INSTRUCTIONS FOR THE TASK
Find each line with "Child" and copy it.
═══ SUPPLIED MATERIAL
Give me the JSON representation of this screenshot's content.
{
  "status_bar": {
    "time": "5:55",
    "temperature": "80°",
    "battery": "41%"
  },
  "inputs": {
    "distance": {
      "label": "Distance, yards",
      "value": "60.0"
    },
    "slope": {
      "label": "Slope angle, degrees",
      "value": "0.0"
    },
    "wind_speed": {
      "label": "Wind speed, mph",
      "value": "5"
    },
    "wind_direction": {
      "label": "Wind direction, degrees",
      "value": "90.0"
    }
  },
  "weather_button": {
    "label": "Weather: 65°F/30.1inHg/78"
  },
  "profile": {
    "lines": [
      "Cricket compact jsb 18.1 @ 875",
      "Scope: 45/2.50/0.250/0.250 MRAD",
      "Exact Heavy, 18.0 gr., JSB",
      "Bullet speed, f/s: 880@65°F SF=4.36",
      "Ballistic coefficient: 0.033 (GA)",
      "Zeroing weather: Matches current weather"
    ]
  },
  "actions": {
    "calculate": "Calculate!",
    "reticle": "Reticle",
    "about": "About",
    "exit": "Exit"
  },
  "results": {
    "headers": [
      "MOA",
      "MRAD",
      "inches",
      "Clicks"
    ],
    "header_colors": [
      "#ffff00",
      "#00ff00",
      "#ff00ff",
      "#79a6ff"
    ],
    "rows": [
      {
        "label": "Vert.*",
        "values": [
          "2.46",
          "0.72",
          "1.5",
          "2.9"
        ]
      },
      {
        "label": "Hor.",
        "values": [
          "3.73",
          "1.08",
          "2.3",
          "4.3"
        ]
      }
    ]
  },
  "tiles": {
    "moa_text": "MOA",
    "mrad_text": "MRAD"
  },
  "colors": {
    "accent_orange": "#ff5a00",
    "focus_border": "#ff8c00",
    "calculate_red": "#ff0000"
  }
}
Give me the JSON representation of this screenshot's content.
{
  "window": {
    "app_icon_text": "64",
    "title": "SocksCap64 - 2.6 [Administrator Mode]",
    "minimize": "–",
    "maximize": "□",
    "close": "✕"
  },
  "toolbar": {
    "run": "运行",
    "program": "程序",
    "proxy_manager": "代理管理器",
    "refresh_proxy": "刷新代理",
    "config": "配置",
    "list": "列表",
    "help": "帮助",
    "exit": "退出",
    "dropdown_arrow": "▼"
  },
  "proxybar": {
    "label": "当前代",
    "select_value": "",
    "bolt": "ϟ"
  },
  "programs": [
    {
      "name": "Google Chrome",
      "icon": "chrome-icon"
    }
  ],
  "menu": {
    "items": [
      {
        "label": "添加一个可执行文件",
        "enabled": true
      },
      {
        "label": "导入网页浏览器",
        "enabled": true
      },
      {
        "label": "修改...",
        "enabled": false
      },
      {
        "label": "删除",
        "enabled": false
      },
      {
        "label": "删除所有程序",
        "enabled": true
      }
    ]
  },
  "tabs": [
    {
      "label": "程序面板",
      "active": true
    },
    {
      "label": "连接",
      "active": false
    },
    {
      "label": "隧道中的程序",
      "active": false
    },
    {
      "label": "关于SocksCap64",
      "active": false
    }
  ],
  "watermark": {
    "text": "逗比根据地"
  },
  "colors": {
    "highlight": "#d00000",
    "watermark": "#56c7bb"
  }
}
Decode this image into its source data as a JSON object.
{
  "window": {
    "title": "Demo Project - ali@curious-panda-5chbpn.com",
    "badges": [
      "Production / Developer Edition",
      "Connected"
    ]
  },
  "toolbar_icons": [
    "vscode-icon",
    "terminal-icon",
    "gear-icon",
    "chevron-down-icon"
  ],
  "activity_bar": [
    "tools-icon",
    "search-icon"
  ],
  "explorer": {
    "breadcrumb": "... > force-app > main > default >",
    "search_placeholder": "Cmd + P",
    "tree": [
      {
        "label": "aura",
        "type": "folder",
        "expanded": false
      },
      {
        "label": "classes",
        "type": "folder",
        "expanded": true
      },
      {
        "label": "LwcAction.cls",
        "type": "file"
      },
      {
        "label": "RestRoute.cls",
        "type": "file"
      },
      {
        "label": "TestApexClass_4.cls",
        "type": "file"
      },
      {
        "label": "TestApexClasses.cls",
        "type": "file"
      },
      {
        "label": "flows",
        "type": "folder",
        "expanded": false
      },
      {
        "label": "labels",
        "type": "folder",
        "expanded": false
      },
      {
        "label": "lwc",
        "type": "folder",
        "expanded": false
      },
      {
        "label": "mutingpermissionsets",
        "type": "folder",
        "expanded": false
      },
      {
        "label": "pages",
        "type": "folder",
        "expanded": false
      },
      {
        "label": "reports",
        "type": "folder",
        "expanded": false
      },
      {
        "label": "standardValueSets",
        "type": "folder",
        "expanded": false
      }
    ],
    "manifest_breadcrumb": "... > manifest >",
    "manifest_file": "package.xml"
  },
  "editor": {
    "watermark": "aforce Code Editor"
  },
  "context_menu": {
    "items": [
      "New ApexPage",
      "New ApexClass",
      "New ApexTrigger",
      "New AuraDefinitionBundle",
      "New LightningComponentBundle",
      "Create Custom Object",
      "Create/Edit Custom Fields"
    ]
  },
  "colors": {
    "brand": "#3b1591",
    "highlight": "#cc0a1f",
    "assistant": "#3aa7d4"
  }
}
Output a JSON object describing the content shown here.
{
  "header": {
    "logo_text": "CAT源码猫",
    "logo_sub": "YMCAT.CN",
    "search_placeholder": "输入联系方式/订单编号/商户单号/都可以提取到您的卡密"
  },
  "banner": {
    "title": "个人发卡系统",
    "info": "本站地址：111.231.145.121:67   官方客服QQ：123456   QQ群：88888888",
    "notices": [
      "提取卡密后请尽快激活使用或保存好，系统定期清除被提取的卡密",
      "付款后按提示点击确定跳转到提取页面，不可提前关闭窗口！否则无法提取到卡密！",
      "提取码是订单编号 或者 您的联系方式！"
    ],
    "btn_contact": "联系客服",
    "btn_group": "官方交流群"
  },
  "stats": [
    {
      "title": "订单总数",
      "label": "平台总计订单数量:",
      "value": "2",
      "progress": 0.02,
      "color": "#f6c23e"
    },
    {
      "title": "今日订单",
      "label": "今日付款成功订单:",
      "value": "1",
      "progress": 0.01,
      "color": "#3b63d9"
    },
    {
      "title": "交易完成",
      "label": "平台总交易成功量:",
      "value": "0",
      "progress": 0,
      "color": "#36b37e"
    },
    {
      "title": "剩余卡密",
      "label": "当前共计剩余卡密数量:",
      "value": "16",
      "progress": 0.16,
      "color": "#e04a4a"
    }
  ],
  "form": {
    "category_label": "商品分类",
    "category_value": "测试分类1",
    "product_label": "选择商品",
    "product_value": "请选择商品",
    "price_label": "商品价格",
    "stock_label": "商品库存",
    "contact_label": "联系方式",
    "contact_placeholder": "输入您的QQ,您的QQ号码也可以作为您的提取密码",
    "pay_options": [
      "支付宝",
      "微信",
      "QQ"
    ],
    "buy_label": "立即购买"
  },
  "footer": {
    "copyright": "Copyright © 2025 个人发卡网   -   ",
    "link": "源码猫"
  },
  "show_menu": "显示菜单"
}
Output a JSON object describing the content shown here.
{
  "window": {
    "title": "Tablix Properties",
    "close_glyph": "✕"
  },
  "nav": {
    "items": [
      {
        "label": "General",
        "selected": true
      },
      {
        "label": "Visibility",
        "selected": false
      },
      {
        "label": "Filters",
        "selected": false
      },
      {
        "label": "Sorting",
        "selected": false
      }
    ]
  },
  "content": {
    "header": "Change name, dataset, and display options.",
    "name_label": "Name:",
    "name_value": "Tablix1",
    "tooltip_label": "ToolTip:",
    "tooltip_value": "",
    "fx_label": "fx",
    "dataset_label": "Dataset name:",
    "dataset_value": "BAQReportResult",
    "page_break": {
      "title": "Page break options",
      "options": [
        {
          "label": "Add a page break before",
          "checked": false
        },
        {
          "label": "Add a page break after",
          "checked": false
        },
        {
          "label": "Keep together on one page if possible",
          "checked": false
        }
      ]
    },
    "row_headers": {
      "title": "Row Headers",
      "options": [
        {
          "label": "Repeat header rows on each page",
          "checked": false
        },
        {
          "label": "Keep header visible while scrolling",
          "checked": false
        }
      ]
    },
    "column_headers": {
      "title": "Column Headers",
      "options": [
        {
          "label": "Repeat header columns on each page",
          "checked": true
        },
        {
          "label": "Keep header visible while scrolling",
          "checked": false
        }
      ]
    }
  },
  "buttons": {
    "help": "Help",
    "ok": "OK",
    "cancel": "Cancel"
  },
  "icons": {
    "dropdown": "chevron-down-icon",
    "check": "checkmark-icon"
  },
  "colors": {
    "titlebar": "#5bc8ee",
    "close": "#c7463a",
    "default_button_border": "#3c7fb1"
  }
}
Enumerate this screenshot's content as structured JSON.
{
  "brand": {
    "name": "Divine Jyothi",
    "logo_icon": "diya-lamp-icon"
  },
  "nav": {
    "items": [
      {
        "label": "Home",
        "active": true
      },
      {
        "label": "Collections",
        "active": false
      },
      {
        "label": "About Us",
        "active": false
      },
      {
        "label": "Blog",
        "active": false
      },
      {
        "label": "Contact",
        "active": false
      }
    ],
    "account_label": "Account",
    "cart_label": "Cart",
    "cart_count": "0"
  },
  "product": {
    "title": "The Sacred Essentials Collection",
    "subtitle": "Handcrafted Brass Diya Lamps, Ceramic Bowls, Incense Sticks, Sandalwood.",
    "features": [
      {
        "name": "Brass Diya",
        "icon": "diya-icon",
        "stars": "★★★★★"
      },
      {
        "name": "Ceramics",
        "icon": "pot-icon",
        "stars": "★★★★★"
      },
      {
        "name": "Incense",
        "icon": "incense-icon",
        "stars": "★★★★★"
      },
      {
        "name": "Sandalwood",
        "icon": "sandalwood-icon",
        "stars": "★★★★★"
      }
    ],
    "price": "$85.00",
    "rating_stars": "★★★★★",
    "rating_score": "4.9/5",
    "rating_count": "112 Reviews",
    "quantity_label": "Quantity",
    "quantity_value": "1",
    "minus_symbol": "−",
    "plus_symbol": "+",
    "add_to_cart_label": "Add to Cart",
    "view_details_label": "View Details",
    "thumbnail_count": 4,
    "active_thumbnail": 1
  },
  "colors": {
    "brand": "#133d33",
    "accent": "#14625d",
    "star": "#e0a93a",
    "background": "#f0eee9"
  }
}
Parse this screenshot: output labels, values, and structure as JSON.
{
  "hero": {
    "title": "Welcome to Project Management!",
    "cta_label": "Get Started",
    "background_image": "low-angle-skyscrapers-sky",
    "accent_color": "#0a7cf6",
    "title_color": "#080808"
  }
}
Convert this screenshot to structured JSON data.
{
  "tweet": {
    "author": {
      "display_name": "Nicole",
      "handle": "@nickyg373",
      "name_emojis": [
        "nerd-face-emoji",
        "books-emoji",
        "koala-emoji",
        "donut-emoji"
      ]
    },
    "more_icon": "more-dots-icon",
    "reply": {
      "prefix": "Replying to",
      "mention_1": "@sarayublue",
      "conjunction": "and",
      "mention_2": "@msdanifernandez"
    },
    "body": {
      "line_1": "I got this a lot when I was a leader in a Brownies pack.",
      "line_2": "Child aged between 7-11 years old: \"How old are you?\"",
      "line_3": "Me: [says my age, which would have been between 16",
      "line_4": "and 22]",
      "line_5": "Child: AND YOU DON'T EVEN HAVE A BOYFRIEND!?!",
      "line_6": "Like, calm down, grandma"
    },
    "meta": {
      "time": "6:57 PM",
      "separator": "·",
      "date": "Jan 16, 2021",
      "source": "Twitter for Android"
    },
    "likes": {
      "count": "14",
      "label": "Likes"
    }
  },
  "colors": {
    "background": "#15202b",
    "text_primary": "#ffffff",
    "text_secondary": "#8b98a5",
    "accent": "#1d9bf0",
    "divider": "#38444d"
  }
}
══════
OUTPUT OF THE TASK
      "line_2": "Child aged between 7-11 years old: \"How old are you?\"",
      "line_5": "Child: AND YOU DON'T EVEN HAVE A BOYFRIEND!?!",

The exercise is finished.